STATED TASK: Read the lines below and count those that have the word "доведенных". Respond with the number only.

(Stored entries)

###

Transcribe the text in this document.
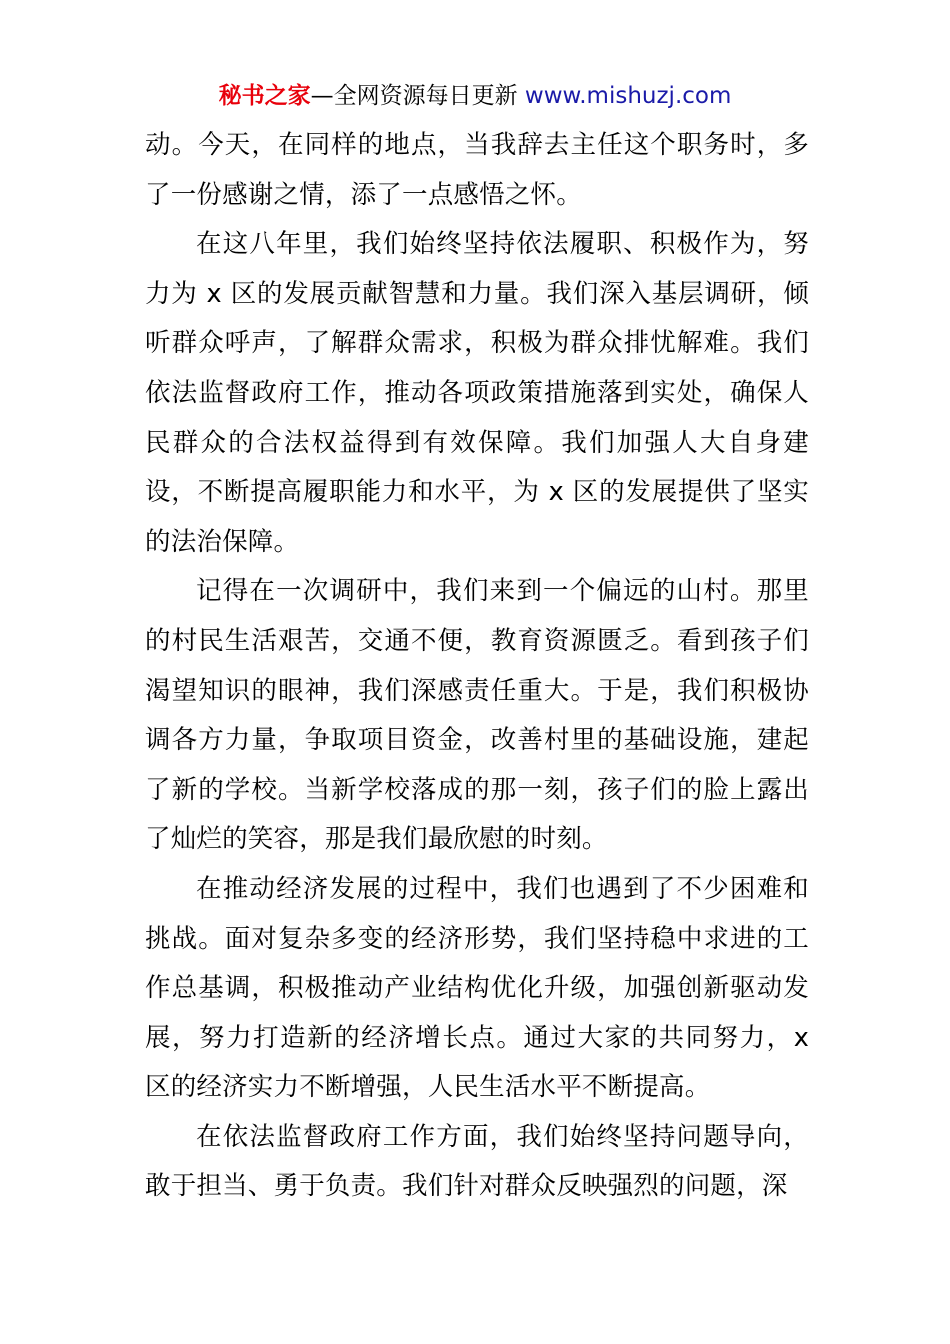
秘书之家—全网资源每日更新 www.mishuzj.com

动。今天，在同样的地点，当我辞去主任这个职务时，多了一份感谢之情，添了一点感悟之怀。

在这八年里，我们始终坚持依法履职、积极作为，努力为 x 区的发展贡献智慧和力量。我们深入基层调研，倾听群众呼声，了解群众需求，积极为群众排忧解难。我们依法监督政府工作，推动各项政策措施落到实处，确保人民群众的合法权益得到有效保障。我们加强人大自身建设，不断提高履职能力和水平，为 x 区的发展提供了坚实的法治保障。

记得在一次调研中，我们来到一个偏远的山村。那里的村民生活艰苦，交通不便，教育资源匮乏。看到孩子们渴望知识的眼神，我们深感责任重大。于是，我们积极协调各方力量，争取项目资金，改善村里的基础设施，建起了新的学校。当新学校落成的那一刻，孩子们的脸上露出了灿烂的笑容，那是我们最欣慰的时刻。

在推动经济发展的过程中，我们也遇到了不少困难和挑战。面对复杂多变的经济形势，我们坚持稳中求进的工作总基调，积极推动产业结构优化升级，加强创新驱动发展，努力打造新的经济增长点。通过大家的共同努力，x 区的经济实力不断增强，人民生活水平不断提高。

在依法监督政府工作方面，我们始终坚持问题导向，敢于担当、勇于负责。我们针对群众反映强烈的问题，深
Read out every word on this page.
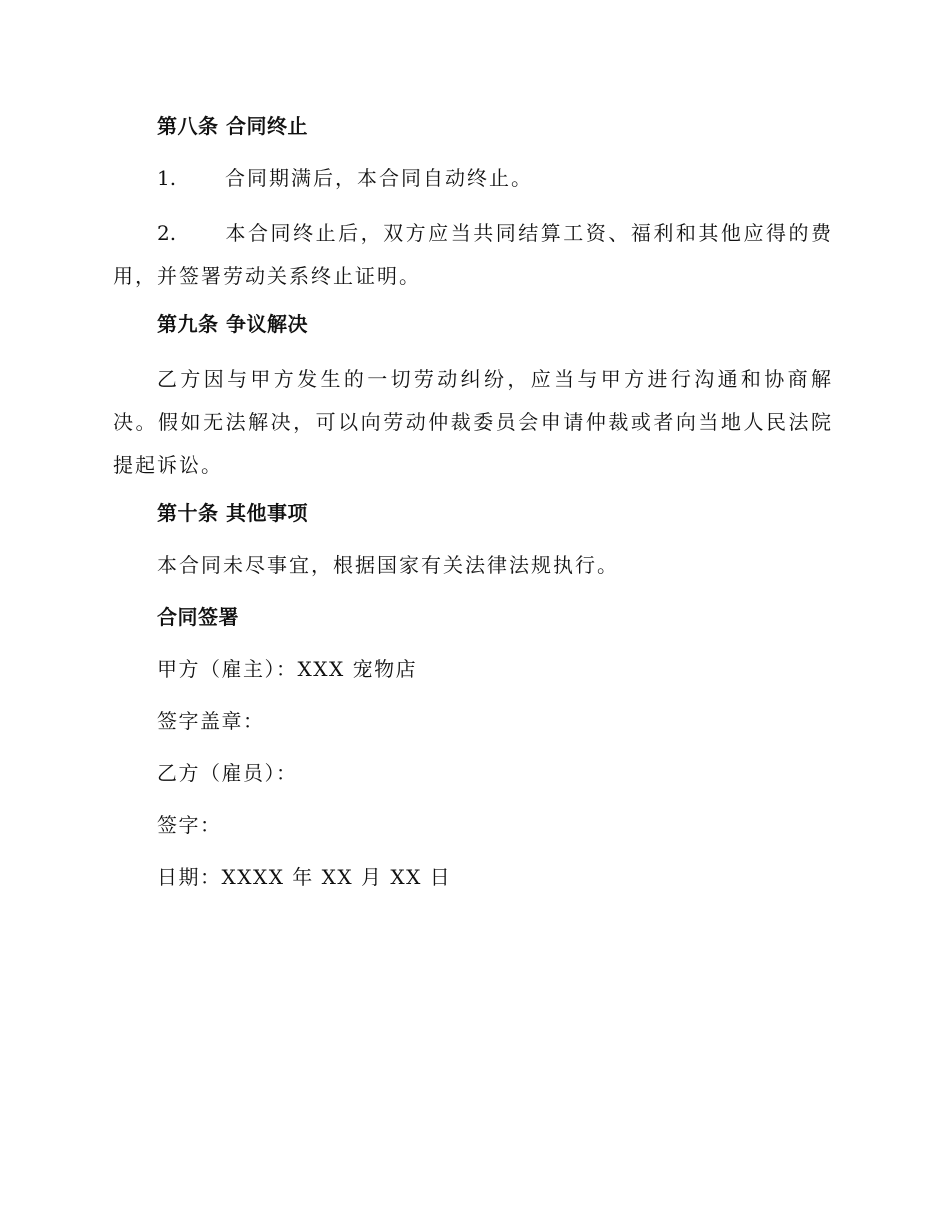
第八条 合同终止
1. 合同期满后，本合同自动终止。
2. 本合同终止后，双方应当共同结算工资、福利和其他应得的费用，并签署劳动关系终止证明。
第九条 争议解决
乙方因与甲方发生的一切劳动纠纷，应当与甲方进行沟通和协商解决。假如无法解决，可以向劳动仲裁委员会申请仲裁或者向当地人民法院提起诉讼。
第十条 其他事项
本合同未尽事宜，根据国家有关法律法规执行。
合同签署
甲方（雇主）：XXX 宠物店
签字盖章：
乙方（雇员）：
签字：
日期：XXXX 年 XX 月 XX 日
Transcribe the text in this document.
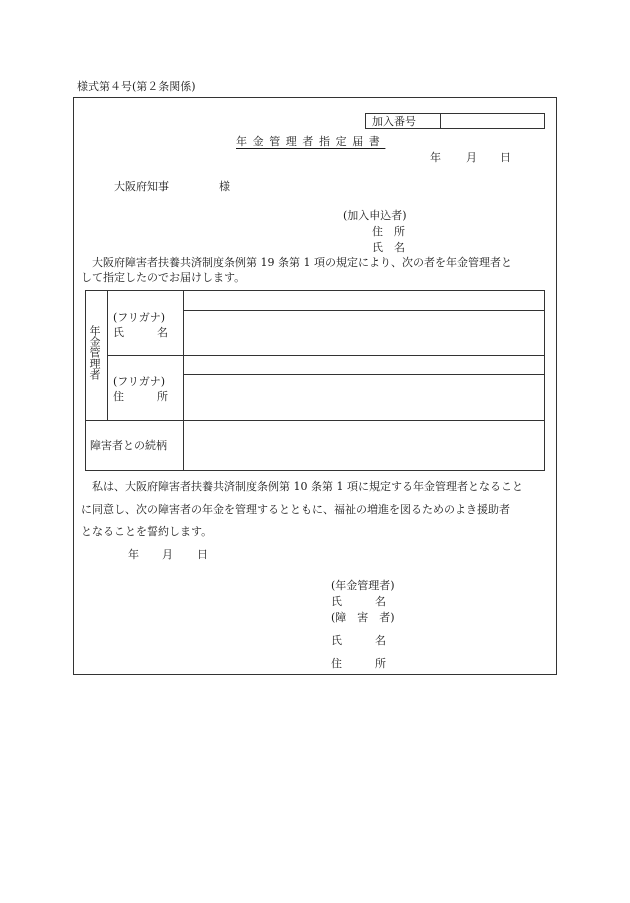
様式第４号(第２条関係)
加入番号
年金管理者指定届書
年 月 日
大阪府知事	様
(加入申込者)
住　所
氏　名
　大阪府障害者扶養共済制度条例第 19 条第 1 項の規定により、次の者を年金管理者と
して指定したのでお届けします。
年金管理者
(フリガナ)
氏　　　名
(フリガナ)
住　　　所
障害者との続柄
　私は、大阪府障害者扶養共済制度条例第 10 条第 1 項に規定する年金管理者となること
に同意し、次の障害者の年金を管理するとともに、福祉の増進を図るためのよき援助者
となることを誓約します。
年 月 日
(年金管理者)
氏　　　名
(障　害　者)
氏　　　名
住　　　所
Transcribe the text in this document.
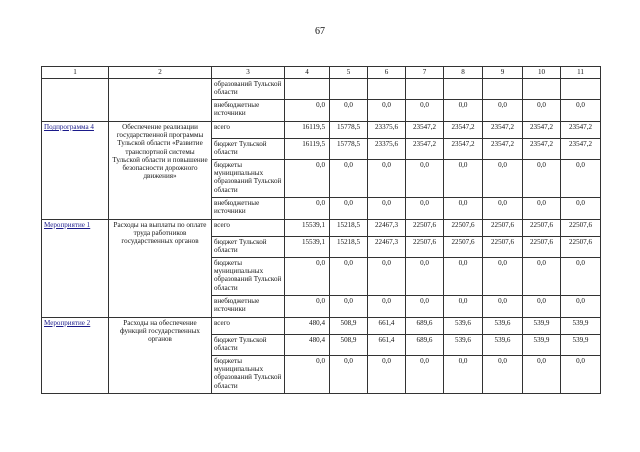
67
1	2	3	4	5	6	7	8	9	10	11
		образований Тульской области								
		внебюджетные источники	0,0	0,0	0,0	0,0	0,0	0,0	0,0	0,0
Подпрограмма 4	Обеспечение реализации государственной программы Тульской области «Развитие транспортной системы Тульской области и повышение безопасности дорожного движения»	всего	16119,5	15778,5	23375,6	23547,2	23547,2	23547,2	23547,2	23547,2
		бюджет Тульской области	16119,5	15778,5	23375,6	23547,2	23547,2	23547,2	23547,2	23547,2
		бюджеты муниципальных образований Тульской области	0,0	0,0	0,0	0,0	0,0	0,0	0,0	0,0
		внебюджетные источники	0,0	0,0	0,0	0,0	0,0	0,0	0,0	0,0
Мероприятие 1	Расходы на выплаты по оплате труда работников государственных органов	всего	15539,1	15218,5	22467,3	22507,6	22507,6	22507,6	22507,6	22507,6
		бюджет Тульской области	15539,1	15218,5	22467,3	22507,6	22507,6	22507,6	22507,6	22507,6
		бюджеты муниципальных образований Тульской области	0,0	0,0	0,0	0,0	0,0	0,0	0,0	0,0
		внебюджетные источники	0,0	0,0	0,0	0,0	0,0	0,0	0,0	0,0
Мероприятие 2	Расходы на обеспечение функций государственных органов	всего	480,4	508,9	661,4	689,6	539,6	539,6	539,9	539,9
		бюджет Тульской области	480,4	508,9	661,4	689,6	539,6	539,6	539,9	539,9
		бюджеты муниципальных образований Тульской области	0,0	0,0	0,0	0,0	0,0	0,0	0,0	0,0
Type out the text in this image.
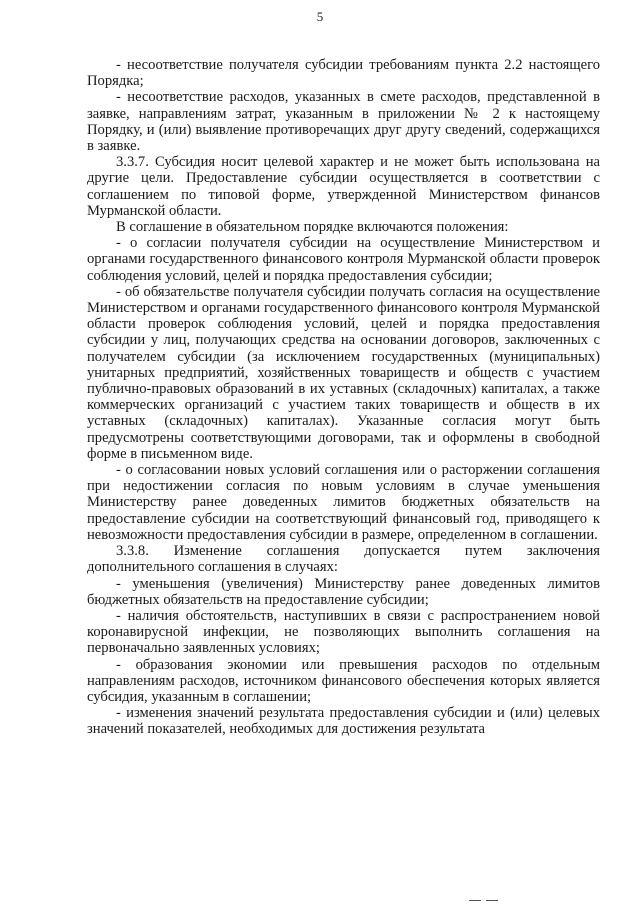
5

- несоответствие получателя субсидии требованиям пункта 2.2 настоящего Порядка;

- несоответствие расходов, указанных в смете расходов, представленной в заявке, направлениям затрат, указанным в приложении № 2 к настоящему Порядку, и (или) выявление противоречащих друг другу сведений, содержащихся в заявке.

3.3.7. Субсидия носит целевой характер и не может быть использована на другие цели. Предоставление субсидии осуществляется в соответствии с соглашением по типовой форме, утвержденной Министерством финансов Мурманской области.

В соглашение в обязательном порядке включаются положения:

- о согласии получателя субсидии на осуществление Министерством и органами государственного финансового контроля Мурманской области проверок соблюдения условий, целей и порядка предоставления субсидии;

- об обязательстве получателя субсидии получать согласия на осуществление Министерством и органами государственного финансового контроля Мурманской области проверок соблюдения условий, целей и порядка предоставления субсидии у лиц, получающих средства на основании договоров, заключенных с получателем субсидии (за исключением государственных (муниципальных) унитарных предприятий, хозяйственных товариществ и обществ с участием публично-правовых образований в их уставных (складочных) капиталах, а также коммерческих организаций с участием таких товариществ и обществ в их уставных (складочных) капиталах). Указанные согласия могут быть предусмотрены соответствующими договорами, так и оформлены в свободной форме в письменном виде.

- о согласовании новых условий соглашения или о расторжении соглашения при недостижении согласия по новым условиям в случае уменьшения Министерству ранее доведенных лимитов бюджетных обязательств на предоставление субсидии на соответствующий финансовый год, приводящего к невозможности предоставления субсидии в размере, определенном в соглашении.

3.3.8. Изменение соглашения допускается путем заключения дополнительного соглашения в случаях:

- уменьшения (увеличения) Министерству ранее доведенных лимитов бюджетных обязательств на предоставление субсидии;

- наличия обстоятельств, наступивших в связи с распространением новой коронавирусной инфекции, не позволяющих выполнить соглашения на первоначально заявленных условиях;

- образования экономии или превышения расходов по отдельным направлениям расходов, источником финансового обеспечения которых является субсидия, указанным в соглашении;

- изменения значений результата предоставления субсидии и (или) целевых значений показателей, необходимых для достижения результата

###

EXERCISE SOLUTION: 2